* [DATASET RECORDS]
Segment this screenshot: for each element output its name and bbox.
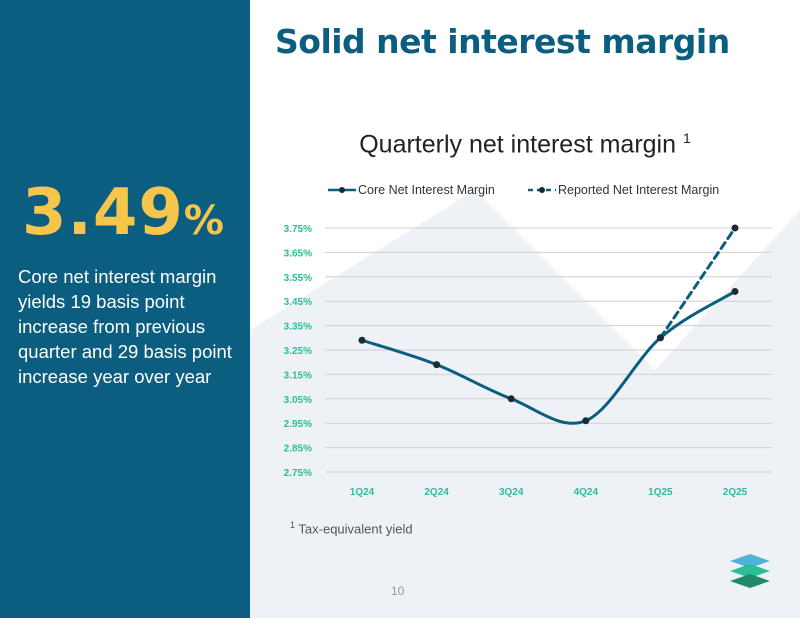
- x-tick-label: 1Q24: [350, 487, 375, 498]
- series-line-reported: [658, 226, 737, 340]
- data-point-core: [582, 417, 590, 425]
- x-tick-label: 3Q24: [499, 487, 524, 498]
- logo-layer-bottom: [730, 574, 770, 588]
- y-tick-label: 3.15%: [284, 370, 312, 381]
- logo-layer-middle: [730, 564, 770, 578]
- x-tick-label: 2Q25: [723, 487, 748, 498]
- chart-title: Quarterly net interest margin 1: [250, 130, 800, 159]
- legend-label: Reported Net Interest Margin: [558, 183, 719, 197]
- y-tick-label: 3.65%: [284, 248, 312, 259]
- y-tick-label: 3.25%: [284, 346, 312, 357]
- footnote-text: Tax-equivalent yield: [298, 521, 413, 537]
- left-panel: 3.49% Core net interest margin yields 19…: [0, 0, 250, 618]
- x-tick-label: 2Q24: [424, 487, 449, 498]
- company-logo-icon: [730, 554, 770, 588]
- highlight-description: Core net interest margin yields 19 basis…: [18, 266, 232, 387]
- data-point-core: [507, 395, 515, 403]
- x-tick-label: 4Q24: [574, 487, 599, 498]
- page-number: 10: [391, 584, 405, 598]
- y-tick-label: 2.75%: [284, 468, 312, 479]
- legend-marker: [339, 187, 345, 193]
- line-chart: 3.75% 3.65% 3.55% 3.45% 3.35% 3.25% 3.15% 3.05%…: [284, 183, 772, 498]
- data-point-core: [656, 334, 664, 342]
- data-point-core: [433, 361, 441, 369]
- data-point-reported: [731, 224, 739, 232]
- chart-title-text: Quarterly net interest margin: [359, 130, 677, 159]
- data-point-core: [731, 287, 739, 295]
- y-tick-label: 3.75%: [284, 224, 312, 235]
- slide-title: Solid net interest margin: [275, 22, 730, 61]
- footnote-marker: 1: [290, 520, 296, 530]
- data-point-core: [358, 336, 366, 344]
- x-tick-label: 1Q25: [648, 487, 673, 498]
- legend-marker: [539, 187, 545, 193]
- y-tick-label: 3.05%: [284, 395, 312, 406]
- y-tick-label: 3.45%: [284, 297, 312, 308]
- highlight-stat: 3.49%: [22, 176, 224, 250]
- logo-layer-top: [730, 554, 770, 568]
- right-panel: Solid net interest margin Quarterly net …: [250, 0, 800, 618]
- y-tick-label: 3.35%: [284, 322, 312, 333]
- y-tick-label: 2.95%: [284, 419, 312, 430]
- highlight-value: 3.49: [22, 176, 184, 250]
- highlight-unit: %: [183, 198, 224, 244]
- legend-label: Core Net Interest Margin: [358, 183, 495, 197]
- series-line-core: [360, 289, 737, 425]
- y-tick-label: 3.55%: [284, 273, 312, 284]
- footnote: 1 Tax-equivalent yield: [290, 520, 413, 536]
- chart-title-footnote-marker: 1: [682, 130, 691, 146]
- y-tick-label: 2.85%: [284, 444, 312, 455]
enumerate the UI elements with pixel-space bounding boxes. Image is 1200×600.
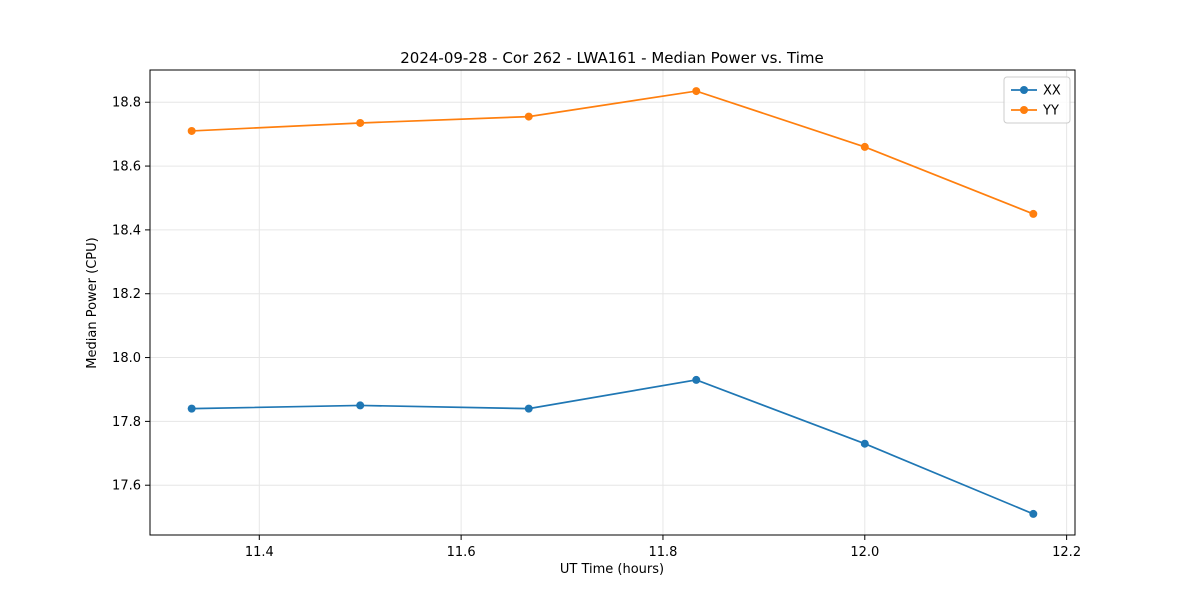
x-tick-label: 11.4 — [245, 545, 274, 560]
y-tick-label: 18.6 — [112, 160, 141, 175]
series-marker-YY — [1029, 209, 1038, 218]
chart-title: 2024-09-28 - Cor 262 - LWA161 - Median P… — [400, 49, 824, 67]
legend-marker-XX — [1020, 86, 1028, 94]
series-marker-XX — [524, 404, 533, 413]
y-tick-label: 18.8 — [112, 96, 141, 111]
legend-marker-YY — [1020, 106, 1028, 114]
series-marker-XX — [1029, 509, 1038, 518]
legend-label-XX: XX — [1043, 84, 1061, 99]
x-tick-label: 12.0 — [850, 545, 879, 560]
series-marker-YY — [356, 118, 365, 127]
series-marker-XX — [356, 401, 365, 410]
legend-label-YY: YY — [1042, 104, 1059, 119]
x-tick-label: 11.8 — [648, 545, 677, 560]
series-line-XX — [191, 379, 1034, 515]
y-tick-label: 18.2 — [112, 287, 141, 302]
y-tick-label: 17.6 — [112, 479, 141, 494]
y-tick-label: 17.8 — [112, 415, 141, 430]
y-tick-label: 18.0 — [112, 351, 141, 366]
y-axis-label: Median Power (CPU) — [85, 237, 100, 368]
x-axis-label: UT Time (hours) — [560, 562, 664, 577]
series-marker-YY — [692, 87, 701, 96]
x-tick-label: 11.6 — [447, 545, 476, 560]
series-line-YY — [191, 90, 1034, 215]
y-tick-label: 18.4 — [112, 223, 141, 238]
series-marker-YY — [860, 142, 869, 151]
plot-layer: 11.4 11.6 11.8 12.0 12.2 17.6 17.8 18.0 18.2 18.4… — [112, 69, 1081, 560]
series-marker-YY — [524, 112, 533, 121]
series-marker-XX — [187, 404, 196, 413]
series-marker-XX — [692, 375, 701, 384]
series-marker-YY — [187, 126, 196, 135]
plot-frame — [149, 69, 1076, 536]
x-tick-label: 12.2 — [1052, 545, 1081, 560]
series-marker-XX — [860, 439, 869, 448]
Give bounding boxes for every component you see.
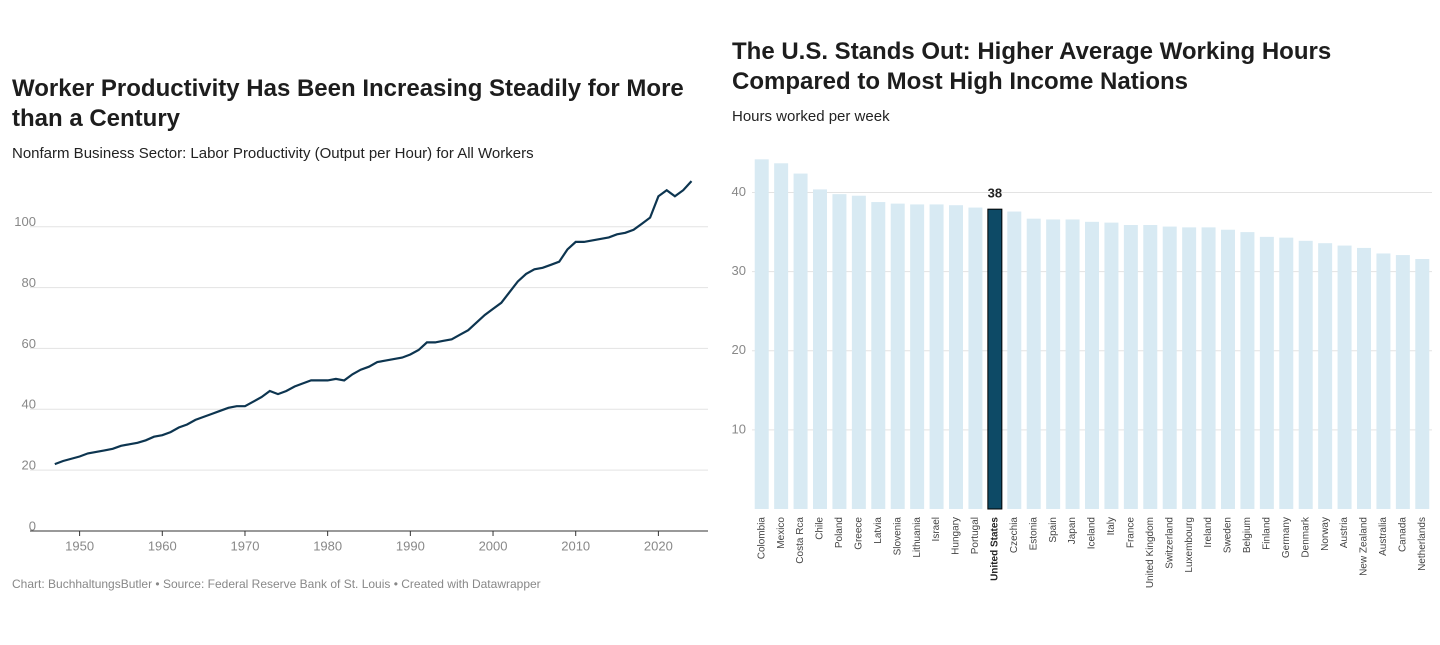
x-tick-label: Portugal [970,517,981,554]
bar [1376,253,1391,509]
bar [949,205,963,510]
chart-title: The U.S. Stands Out: Higher Average Work… [732,38,1332,95]
bar [1395,255,1410,509]
x-tick-label: New Zealand [1359,517,1370,576]
x-tick-label: Latvia [873,517,884,544]
chart-subtitle: Hours worked per week [732,108,890,125]
x-tick-label: Norway [1320,517,1331,551]
x-tick-label: 1980 [313,538,342,553]
x-tick-label: Austria [1339,517,1350,549]
y-tick-label: 100 [14,214,36,229]
bar [871,202,886,509]
x-tick-label: Canada [1397,517,1408,552]
bar [1221,229,1235,509]
y-tick-label: 30 [732,263,746,278]
bar [929,204,944,509]
bar [754,159,769,509]
bar [1007,211,1022,509]
x-tick-label: United Kingdom [1145,517,1156,588]
bar [1279,237,1294,509]
x-tick-label: Sweden [1223,517,1234,553]
bar [1415,259,1430,509]
bar [1318,243,1333,510]
bar [1123,224,1138,510]
x-tick-label: 2020 [644,538,673,553]
x-tick-label: France [1125,517,1136,549]
x-tick-label: 2010 [561,538,590,553]
bar [1085,221,1099,509]
y-tick-label: 40 [22,397,36,412]
x-tick-label: Denmark [1300,516,1311,558]
x-tick-label: Lithuania [912,517,923,558]
bar [832,194,847,510]
x-tick-label: Luxembourg [1184,517,1195,573]
bar [813,189,827,509]
bar [1357,247,1371,509]
bar [774,163,789,510]
x-tick-label: Slovenia [892,517,903,556]
y-tick-label: 60 [22,336,36,351]
chart-source: Chart: BuchhaltungsButler • Source: Fede… [12,577,541,591]
x-tick-label: Mexico [776,517,787,549]
x-tick-label: Australia [1378,517,1389,556]
x-tick-label: Ireland [1203,517,1214,548]
bar [1182,227,1197,509]
x-tick-label: Iceland [1087,517,1098,549]
bar [1337,245,1352,509]
x-tick-label: Netherlands [1417,517,1428,571]
bar [890,203,905,509]
line [54,180,693,466]
bar [910,204,925,509]
x-tick-label: Estonia [1028,517,1039,551]
bar [1026,218,1041,509]
x-tick-label: Japan [1067,517,1078,544]
x-tick-label: 1960 [148,538,177,553]
x-tick-label: Colombia [756,517,767,560]
bar [793,173,808,509]
bar [987,208,1003,510]
x-tick-label: 1970 [231,538,260,553]
x-tick-label: Finland [1261,517,1272,550]
bar [1201,227,1216,509]
y-tick-label: 10 [732,421,746,436]
value-label: 38 [988,186,1002,201]
x-tick-label: 1990 [396,538,425,553]
bar [968,207,983,509]
x-tick-label: 2000 [479,538,508,553]
x-tick-label: Spain [1048,517,1059,543]
y-tick-label: 20 [732,342,746,357]
bar [1065,219,1080,509]
y-tick-label: 20 [22,458,36,473]
x-tick-label: Hungary [951,517,962,555]
y-tick-label: 0 [29,518,36,533]
x-tick-label: Czechia [1009,517,1020,554]
y-tick-label: 40 [732,184,746,199]
x-tick-label: Switzerland [1164,517,1175,569]
bar [1143,224,1158,510]
bar [1259,236,1274,509]
chart-subtitle: Nonfarm Business Sector: Labor Productiv… [12,145,534,162]
bar [1298,240,1313,509]
x-tick-label: Chile [815,517,826,540]
bar [1046,219,1061,509]
x-tick-label: Israel [931,517,942,541]
x-tick-label: 1950 [65,538,94,553]
x-tick-label: Germany [1281,517,1292,558]
bar [1162,226,1177,509]
x-tick-label: Belgium [1242,517,1253,553]
chart-title: Worker Productivity Has Been Increasing … [12,75,684,132]
x-tick-label: Poland [834,517,845,548]
x-tick-label: Greece [853,517,864,550]
y-tick-label: 80 [22,275,36,290]
x-tick-label: Costa Rca [795,517,806,564]
bar [1104,222,1119,509]
bar [851,195,866,509]
x-tick-label: Italy [1106,517,1117,535]
bar [1240,232,1255,509]
x-tick-label: United States [989,517,1000,581]
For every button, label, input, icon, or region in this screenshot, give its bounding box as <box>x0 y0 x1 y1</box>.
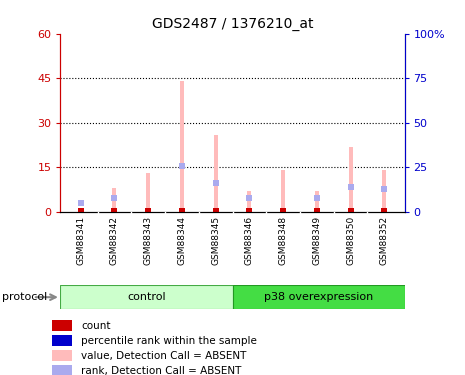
Bar <box>60 285 232 309</box>
Bar <box>146 173 150 212</box>
Text: GSM88350: GSM88350 <box>346 216 355 265</box>
Bar <box>281 170 285 212</box>
Text: protocol: protocol <box>2 292 47 302</box>
Text: count: count <box>81 321 111 331</box>
Bar <box>52 320 72 331</box>
Text: GSM88341: GSM88341 <box>76 216 85 265</box>
Text: GSM88349: GSM88349 <box>312 216 321 265</box>
Bar <box>52 365 72 375</box>
Text: GSM88345: GSM88345 <box>211 216 220 265</box>
Text: GSM88342: GSM88342 <box>110 216 119 264</box>
Bar <box>247 191 252 212</box>
Title: GDS2487 / 1376210_at: GDS2487 / 1376210_at <box>152 17 313 32</box>
Bar <box>52 350 72 361</box>
Text: GSM88344: GSM88344 <box>177 216 186 264</box>
Text: p38 overexpression: p38 overexpression <box>264 292 373 302</box>
Text: control: control <box>127 292 166 302</box>
Bar <box>79 210 83 212</box>
Bar <box>315 191 319 212</box>
Bar <box>349 147 352 212</box>
Bar <box>113 188 116 212</box>
Bar <box>232 285 405 309</box>
Text: value, Detection Call = ABSENT: value, Detection Call = ABSENT <box>81 351 246 361</box>
Text: rank, Detection Call = ABSENT: rank, Detection Call = ABSENT <box>81 366 242 375</box>
Bar <box>52 335 72 346</box>
Bar <box>180 81 184 212</box>
Text: GSM88346: GSM88346 <box>245 216 254 265</box>
Bar <box>213 135 218 212</box>
Text: GSM88352: GSM88352 <box>380 216 389 265</box>
Text: GSM88343: GSM88343 <box>144 216 153 265</box>
Text: percentile rank within the sample: percentile rank within the sample <box>81 336 257 346</box>
Bar <box>382 170 386 212</box>
Text: GSM88348: GSM88348 <box>279 216 288 265</box>
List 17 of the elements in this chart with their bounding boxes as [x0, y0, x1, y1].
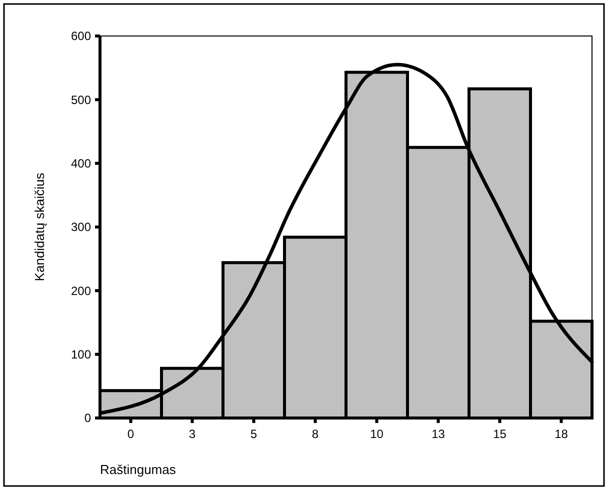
x-tick-label: 15 — [493, 427, 507, 441]
x-tick-label: 10 — [370, 427, 384, 441]
x-tick-label: 0 — [127, 427, 134, 441]
x-axis-title: Raštingumas — [100, 462, 176, 477]
y-tick-label: 300 — [70, 220, 92, 234]
y-tick-label: 400 — [70, 156, 92, 171]
y-tick-label: 500 — [70, 92, 92, 107]
y-axis-title: Kandidatų skaičius — [32, 172, 47, 282]
x-tick-label: 13 — [432, 427, 446, 441]
x-tick-label: 8 — [312, 427, 319, 441]
y-tick-label: 100 — [70, 348, 92, 362]
x-tick-label: 3 — [188, 427, 196, 441]
x-tick-label: 18 — [554, 427, 568, 441]
y-tick-label: 600 — [70, 29, 92, 44]
x-tick-label: 5 — [250, 427, 258, 441]
y-tick-label: 200 — [70, 284, 92, 298]
y-tick-label: 0 — [84, 411, 92, 426]
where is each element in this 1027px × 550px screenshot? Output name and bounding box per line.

* [OBJECTIVE] Rewrite the entries from the line containing "Bar <box>60 285 232 309</box>" through the line containing "Text: GSM88348: GSM88348", replacing "Detection Call" with "Detection Flag" and leaving everything else unchanged.

* [RESULT FOR THIS TASK]
Bar <box>60 285 232 309</box>
Bar <box>146 173 150 212</box>
Text: GSM88350: GSM88350 <box>346 216 355 265</box>
Bar <box>281 170 285 212</box>
Text: protocol: protocol <box>2 292 47 302</box>
Text: count: count <box>81 321 111 331</box>
Bar <box>52 320 72 331</box>
Text: GSM88341: GSM88341 <box>76 216 85 265</box>
Text: GSM88349: GSM88349 <box>312 216 321 265</box>
Bar <box>52 365 72 375</box>
Text: GSM88345: GSM88345 <box>211 216 220 265</box>
Text: GSM88342: GSM88342 <box>110 216 119 264</box>
Bar <box>247 191 252 212</box>
Title: GDS2487 / 1376210_at: GDS2487 / 1376210_at <box>152 17 313 32</box>
Bar <box>52 350 72 361</box>
Text: GSM88344: GSM88344 <box>177 216 186 264</box>
Text: p38 overexpression: p38 overexpression <box>264 292 373 302</box>
Text: control: control <box>127 292 166 302</box>
Bar <box>79 210 83 212</box>
Bar <box>315 191 319 212</box>
Bar <box>349 147 352 212</box>
Bar <box>113 188 116 212</box>
Bar <box>232 285 405 309</box>
Text: value, Detection Flag = ABSENT: value, Detection Flag = ABSENT <box>81 351 246 361</box>
Text: rank, Detection Flag = ABSENT: rank, Detection Flag = ABSENT <box>81 366 242 375</box>
Bar <box>52 335 72 346</box>
Bar <box>180 81 184 212</box>
Text: GSM88346: GSM88346 <box>245 216 254 265</box>
Bar <box>213 135 218 212</box>
Text: GSM88352: GSM88352 <box>380 216 389 265</box>
Text: GSM88343: GSM88343 <box>144 216 153 265</box>
Text: percentile rank within the sample: percentile rank within the sample <box>81 336 257 346</box>
Bar <box>382 170 386 212</box>
Text: GSM88348: GSM88348 <box>279 216 288 265</box>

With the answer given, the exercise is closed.